Brief: Each entry below is to be printed verbatim.

** begin Task data **

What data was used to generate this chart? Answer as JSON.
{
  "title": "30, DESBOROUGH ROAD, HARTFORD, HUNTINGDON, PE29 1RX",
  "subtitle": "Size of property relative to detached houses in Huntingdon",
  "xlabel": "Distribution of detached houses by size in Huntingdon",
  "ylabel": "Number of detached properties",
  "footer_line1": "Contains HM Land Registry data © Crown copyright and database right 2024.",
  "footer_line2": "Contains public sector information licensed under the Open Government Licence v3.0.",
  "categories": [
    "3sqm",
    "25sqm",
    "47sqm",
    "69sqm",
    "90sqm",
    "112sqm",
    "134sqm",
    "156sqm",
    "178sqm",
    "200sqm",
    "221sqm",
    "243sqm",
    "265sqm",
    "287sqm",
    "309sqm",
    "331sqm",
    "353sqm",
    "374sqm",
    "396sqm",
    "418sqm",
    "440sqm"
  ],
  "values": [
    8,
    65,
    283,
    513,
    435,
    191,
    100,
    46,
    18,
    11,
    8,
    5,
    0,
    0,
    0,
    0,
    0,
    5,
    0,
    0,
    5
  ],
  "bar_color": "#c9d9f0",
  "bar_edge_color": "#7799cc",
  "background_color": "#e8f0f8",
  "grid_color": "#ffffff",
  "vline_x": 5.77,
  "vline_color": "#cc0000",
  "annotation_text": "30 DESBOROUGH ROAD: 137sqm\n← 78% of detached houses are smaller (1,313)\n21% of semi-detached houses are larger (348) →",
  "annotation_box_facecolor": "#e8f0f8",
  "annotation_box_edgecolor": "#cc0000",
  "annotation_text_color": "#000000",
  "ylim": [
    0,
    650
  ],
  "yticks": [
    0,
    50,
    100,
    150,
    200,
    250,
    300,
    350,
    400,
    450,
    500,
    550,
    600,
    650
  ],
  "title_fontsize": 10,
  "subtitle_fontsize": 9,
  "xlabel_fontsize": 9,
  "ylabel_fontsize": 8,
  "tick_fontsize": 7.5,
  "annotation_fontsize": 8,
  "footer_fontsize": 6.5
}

** end Task data **

Output of the task:
What data was used to generate this chart? Answer as JSON.
{
  "title": "30, DESBOROUGH ROAD, HARTFORD, HUNTINGDON, PE29 1RX",
  "subtitle": "Size of property relative to detached houses in Huntingdon",
  "xlabel": "Distribution of detached houses by size in Huntingdon",
  "ylabel": "Number of detached properties",
  "footer_line1": "Contains HM Land Registry data © Crown copyright and database right 2024.",
  "footer_line2": "Contains public sector information licensed under the Open Government Licence v3.0.",
  "categories": [
    "3sqm",
    "25sqm",
    "47sqm",
    "69sqm",
    "90sqm",
    "112sqm",
    "134sqm",
    "156sqm",
    "178sqm",
    "200sqm",
    "221sqm",
    "243sqm",
    "265sqm",
    "287sqm",
    "309sqm",
    "331sqm",
    "353sqm",
    "374sqm",
    "396sqm",
    "418sqm",
    "440sqm"
  ],
  "values": [
    8,
    65,
    283,
    513,
    435,
    191,
    100,
    46,
    18,
    11,
    8,
    5,
    0,
    0,
    0,
    0,
    0,
    5,
    0,
    0,
    5
  ],
  "bar_color": "#c9d9f0",
  "bar_edge_color": "#7799cc",
  "background_color": "#e8f0f8",
  "grid_color": "#ffffff",
  "vline_x": 5.77,
  "vline_color": "#cc0000",
  "annotation_text": "30 DESBOROUGH ROAD: 137sqm\n← 78% of detached houses are smaller (1,313)\n21% of semi-detached houses are larger (348) →",
  "annotation_box_facecolor": "#e8f0f8",
  "annotation_box_edgecolor": "#cc0000",
  "annotation_text_color": "#000000",
  "ylim": [
    0,
    650
  ],
  "yticks": [
    0,
    50,
    100,
    150,
    200,
    250,
    300,
    350,
    400,
    450,
    500,
    550,
    600,
    650
  ],
  "title_fontsize": 10,
  "subtitle_fontsize": 9,
  "xlabel_fontsize": 9,
  "ylabel_fontsize": 8,
  "tick_fontsize": 7.5,
  "annotation_fontsize": 8,
  "footer_fontsize": 6.5
}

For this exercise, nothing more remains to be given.